***** Data for this task *****

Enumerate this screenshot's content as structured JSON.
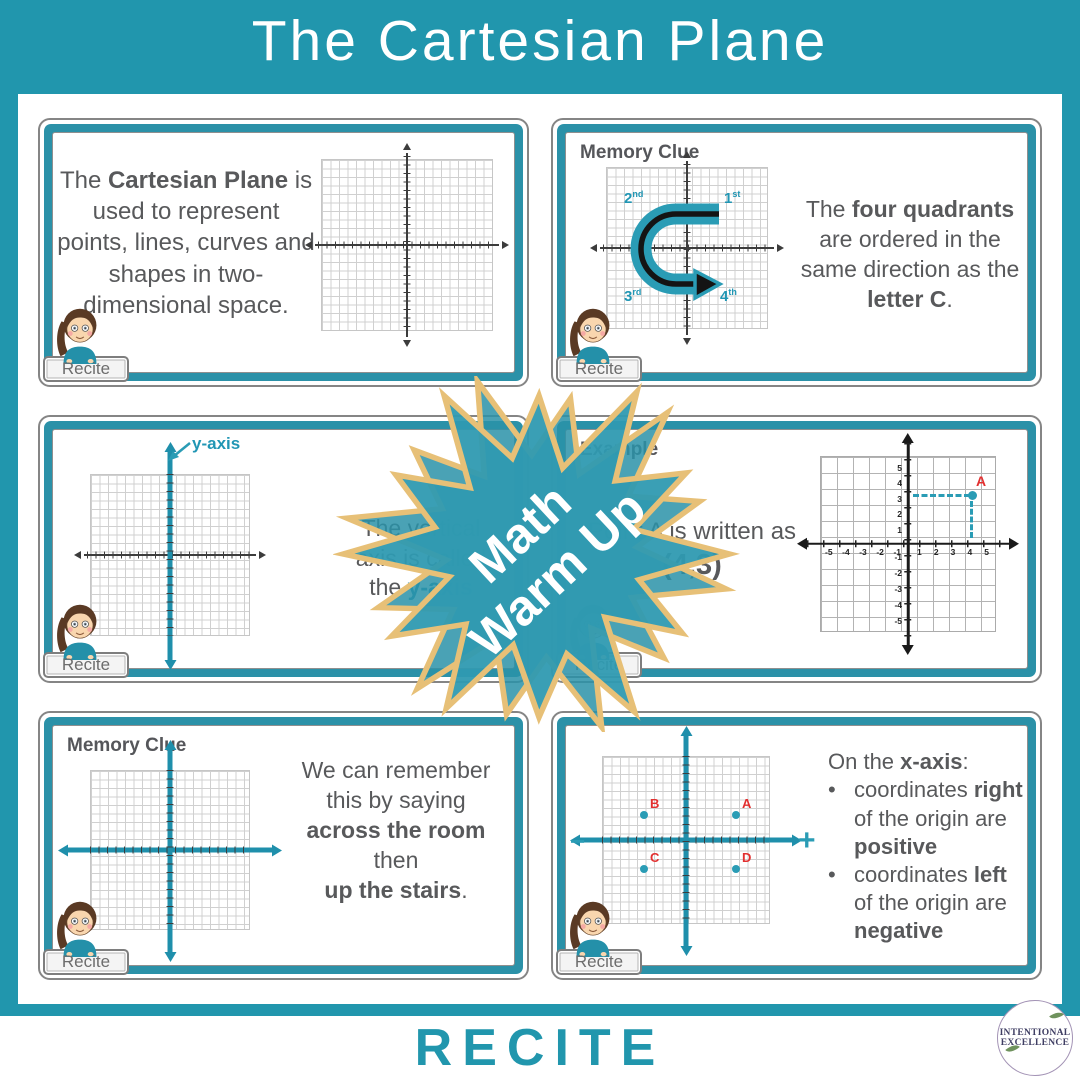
{
  "header": {
    "title": "The Cartesian Plane"
  },
  "footer": {
    "label": "RECITE"
  },
  "badge": {
    "line1": "Math",
    "line2": "Warm Up"
  },
  "recite_tab_label": "Recite",
  "logo": {
    "line1": "INTENTIONAL",
    "line2": "EXCELLENCE"
  },
  "colors": {
    "teal_background": "#2196ad",
    "teal_accent": "#2a9cb5",
    "gold_outline": "#e7c077",
    "text_gray": "#58595b",
    "point_label_red": "#e23030"
  },
  "slides": {
    "s1": {
      "body": [
        {
          "t": "The ",
          "b": 0
        },
        {
          "t": "Cartesian Plane",
          "b": 1
        },
        {
          "t": " is used to represent points, lines, curves and shapes in two-dimensional space.",
          "b": 0
        }
      ]
    },
    "s2": {
      "header": "Memory Clue",
      "quadrants": [
        {
          "n": "2",
          "s": "nd"
        },
        {
          "n": "1",
          "s": "st"
        },
        {
          "n": "3",
          "s": "rd"
        },
        {
          "n": "4",
          "s": "th"
        }
      ],
      "body": [
        {
          "t": "The ",
          "b": 0
        },
        {
          "t": "four quadrants",
          "b": 1
        },
        {
          "t": " are ordered in the same direction as the ",
          "b": 0
        },
        {
          "t": "letter C",
          "b": 1
        },
        {
          "t": ".",
          "b": 0
        }
      ]
    },
    "s3": {
      "axis_label": "y-axis",
      "body": [
        {
          "t": "The vertical",
          "b": 0
        },
        {
          "t": "axis is called",
          "b": 0,
          "br": 1
        },
        {
          "t": "the ",
          "b": 0,
          "br": 1
        },
        {
          "t": "y-axis",
          "b": 1,
          "c": "tealtxt"
        }
      ]
    },
    "s4": {
      "header": "Example",
      "body": [
        {
          "t": "Point A is written as",
          "b": 0
        },
        {
          "t": "(4,3)",
          "b": 1,
          "c": "big",
          "br": 1
        }
      ],
      "point_label": "A",
      "x_ticks_neg": [
        "-5",
        "-4",
        "-3",
        "-2",
        "-1"
      ],
      "x_ticks_pos": [
        "1",
        "2",
        "3",
        "4",
        "5"
      ],
      "y_ticks_pos": [
        "5",
        "4",
        "3",
        "2",
        "1"
      ],
      "y_ticks_neg": [
        "-1",
        "-2",
        "-3",
        "-4",
        "-5"
      ]
    },
    "s5": {
      "header": "Memory Clue",
      "body": [
        {
          "t": "We can remember",
          "b": 0
        },
        {
          "t": "this by saying",
          "b": 0,
          "br": 1
        },
        {
          "t": "across the room",
          "b": 1,
          "br": 1
        },
        {
          "t": "then",
          "b": 0,
          "br": 1
        },
        {
          "t": "up the stairs",
          "b": 1,
          "br": 1
        },
        {
          "t": ".",
          "b": 0
        }
      ]
    },
    "s6": {
      "intro": [
        {
          "t": "On the ",
          "b": 0
        },
        {
          "t": "x-axis",
          "b": 1
        },
        {
          "t": ":",
          "b": 0
        }
      ],
      "bullet_char": "•",
      "bullets": {
        "b1": [
          {
            "t": "coordinates ",
            "b": 0
          },
          {
            "t": "right",
            "b": 1
          },
          {
            "t": " of the origin are ",
            "b": 0
          },
          {
            "t": "positive",
            "b": 1
          }
        ],
        "b2": [
          {
            "t": "coordinates ",
            "b": 0
          },
          {
            "t": "left",
            "b": 1
          },
          {
            "t": " of the origin are ",
            "b": 0
          },
          {
            "t": "negative",
            "b": 1
          }
        ]
      },
      "plus": "+",
      "minus": "−",
      "points": {
        "a": "A",
        "b": "B",
        "c": "C",
        "d": "D"
      }
    }
  }
}
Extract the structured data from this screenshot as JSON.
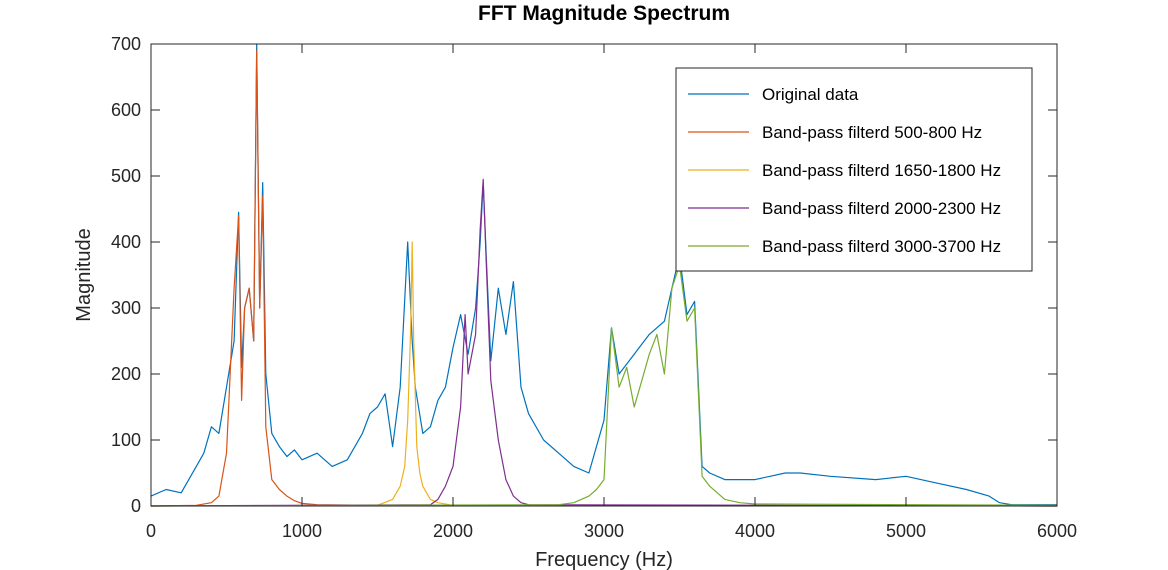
{
  "chart_data": {
    "type": "line",
    "title": "FFT Magnitude Spectrum",
    "xlabel": "Frequency (Hz)",
    "ylabel": "Magnitude",
    "xlim": [
      0,
      6000
    ],
    "ylim": [
      0,
      700
    ],
    "xticks": [
      0,
      1000,
      2000,
      3000,
      4000,
      5000,
      6000
    ],
    "yticks": [
      0,
      100,
      200,
      300,
      400,
      500,
      600,
      700
    ],
    "grid": false,
    "legend_position": "top-right",
    "series": [
      {
        "name": "Original data",
        "color": "#0072BD",
        "x": [
          0,
          100,
          200,
          300,
          350,
          400,
          450,
          500,
          550,
          580,
          600,
          620,
          650,
          680,
          700,
          720,
          740,
          760,
          800,
          850,
          900,
          950,
          1000,
          1100,
          1200,
          1300,
          1400,
          1450,
          1500,
          1550,
          1600,
          1650,
          1700,
          1730,
          1750,
          1800,
          1850,
          1900,
          1950,
          2000,
          2050,
          2100,
          2150,
          2180,
          2200,
          2220,
          2250,
          2300,
          2350,
          2400,
          2450,
          2500,
          2600,
          2700,
          2800,
          2900,
          3000,
          3050,
          3100,
          3200,
          3300,
          3400,
          3450,
          3500,
          3550,
          3600,
          3650,
          3700,
          3800,
          4000,
          4200,
          4300,
          4500,
          4800,
          5000,
          5200,
          5400,
          5550,
          5620,
          5700,
          6000
        ],
        "y": [
          15,
          25,
          20,
          60,
          80,
          120,
          110,
          180,
          250,
          445,
          210,
          300,
          330,
          250,
          700,
          300,
          490,
          200,
          110,
          90,
          75,
          85,
          70,
          80,
          60,
          70,
          110,
          140,
          150,
          170,
          90,
          180,
          400,
          250,
          180,
          110,
          120,
          160,
          180,
          240,
          290,
          230,
          300,
          400,
          490,
          380,
          220,
          330,
          260,
          340,
          180,
          140,
          100,
          80,
          60,
          50,
          130,
          270,
          200,
          230,
          260,
          280,
          330,
          380,
          290,
          310,
          60,
          50,
          40,
          40,
          50,
          50,
          45,
          40,
          45,
          35,
          25,
          15,
          5,
          2,
          2
        ]
      },
      {
        "name": "Band-pass filterd 500-800 Hz",
        "color": "#D95319",
        "x": [
          0,
          300,
          400,
          450,
          500,
          550,
          580,
          600,
          620,
          650,
          680,
          700,
          720,
          740,
          760,
          800,
          850,
          900,
          950,
          1000,
          1100,
          1500,
          6000
        ],
        "y": [
          0,
          1,
          5,
          15,
          80,
          330,
          440,
          160,
          300,
          330,
          250,
          690,
          300,
          470,
          120,
          40,
          25,
          15,
          8,
          4,
          2,
          1,
          0
        ]
      },
      {
        "name": "Band-pass filterd 1650-1800 Hz",
        "color": "#EDB120",
        "x": [
          0,
          1500,
          1600,
          1650,
          1680,
          1700,
          1720,
          1730,
          1740,
          1760,
          1780,
          1800,
          1850,
          1900,
          2000,
          6000
        ],
        "y": [
          0,
          1,
          10,
          30,
          60,
          130,
          270,
          400,
          250,
          90,
          50,
          30,
          10,
          5,
          1,
          0
        ]
      },
      {
        "name": "Band-pass filterd 2000-2300 Hz",
        "color": "#7E2F8E",
        "x": [
          0,
          1850,
          1900,
          1950,
          2000,
          2050,
          2080,
          2100,
          2150,
          2180,
          2200,
          2220,
          2250,
          2300,
          2350,
          2400,
          2450,
          2500,
          6000
        ],
        "y": [
          0,
          2,
          10,
          30,
          60,
          150,
          290,
          200,
          260,
          420,
          495,
          370,
          190,
          100,
          40,
          15,
          5,
          2,
          0
        ]
      },
      {
        "name": "Band-pass filterd 3000-3700 Hz",
        "color": "#77AC30",
        "x": [
          0,
          2700,
          2800,
          2900,
          2950,
          3000,
          3050,
          3100,
          3150,
          3200,
          3250,
          3300,
          3350,
          3400,
          3450,
          3500,
          3550,
          3600,
          3650,
          3700,
          3750,
          3800,
          3900,
          4000,
          6000
        ],
        "y": [
          0,
          2,
          5,
          15,
          25,
          40,
          270,
          180,
          210,
          150,
          190,
          230,
          260,
          200,
          330,
          365,
          280,
          300,
          45,
          30,
          20,
          10,
          5,
          3,
          1
        ]
      }
    ]
  }
}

*****

■ **Problem description**: Every line of the records that includes the word "header" should be gathered.

■ **Exercise result**:
  "header": {
      "header": "Memory Clue",
      "header": "Example",
      "header": "Memory Clue",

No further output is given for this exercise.